_TEXT EXCERPT_
I could have written your post op!
DH said he's unaware that he's yawning, stretching, humming while I'm talking also cutting me off mid sentence. I'm not quite sure as since I mentioned it he doesn't seem to do any of the above anymore. He has new ones like hugs me or kisses me while I'm saying something so I stop talking!

pocketsaviour · 12/01/2017 10:44

He would also argue that I don't listen to him. I don't a lot of the time. He is constantly wittering on when I'm wanting a bit of quiet time or when I'm trying to engage with DC.

It sounds like neither of you really has any interest in what the other says a lot of the time. Do you think that's a fair assessment?

yourwayeveryday · 12/01/2017 10:55

Yes Pocket Savior, I would. But I would say the main difference is that DH dominates most of theconversation between us.

OP posts:
toomuchtimereadingthreads2016 · 12/01/2017 10:58

Agree with all PP its a lack of respect. If you want to work on it, what my husband and I do when we have something important to discuss/are arguing is literally take it in turns to talk. I say everything I want to and then say "right, I'm done talking for now, what do you want to say about this?" and even when I feel like contradicting something he is saying or shouting over him I know he will give me my turn back to talk when he has had his say, does that make sense?

_TASK TO COMPLETE_
Reproduce the forum thread word for word from "I could have" to "a fair assessment?".

_DATA FOR ANALYSIS_
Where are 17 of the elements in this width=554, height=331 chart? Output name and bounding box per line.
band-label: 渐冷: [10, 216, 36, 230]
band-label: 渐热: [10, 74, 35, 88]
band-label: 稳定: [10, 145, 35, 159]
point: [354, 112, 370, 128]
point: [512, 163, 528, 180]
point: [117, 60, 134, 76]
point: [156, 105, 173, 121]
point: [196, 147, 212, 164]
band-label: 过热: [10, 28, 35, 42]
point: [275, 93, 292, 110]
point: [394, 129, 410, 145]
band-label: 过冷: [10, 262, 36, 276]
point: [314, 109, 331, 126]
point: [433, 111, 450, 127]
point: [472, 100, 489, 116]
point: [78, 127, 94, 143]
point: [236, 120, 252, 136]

_WRITTEN ANSWER_
I could have written your post op!
DH said he's unaware that he's yawning, stretching, humming while I'm talking also cutting me off mid sentence. I'm not quite sure as since I mentioned it he doesn't seem to do any of the above anymore. He has new ones like hugs me or kisses me while I'm saying something so I stop talking!

pocketsaviour · 12/01/2017 10:44

He would also argue that I don't listen to him. I don't a lot of the time. He is constantly wittering on when I'm wanting a bit of quiet time or when I'm trying to engage with DC.

It sounds like neither of you really has any interest in what the other says a lot of the time. Do you think that's a fair assessment?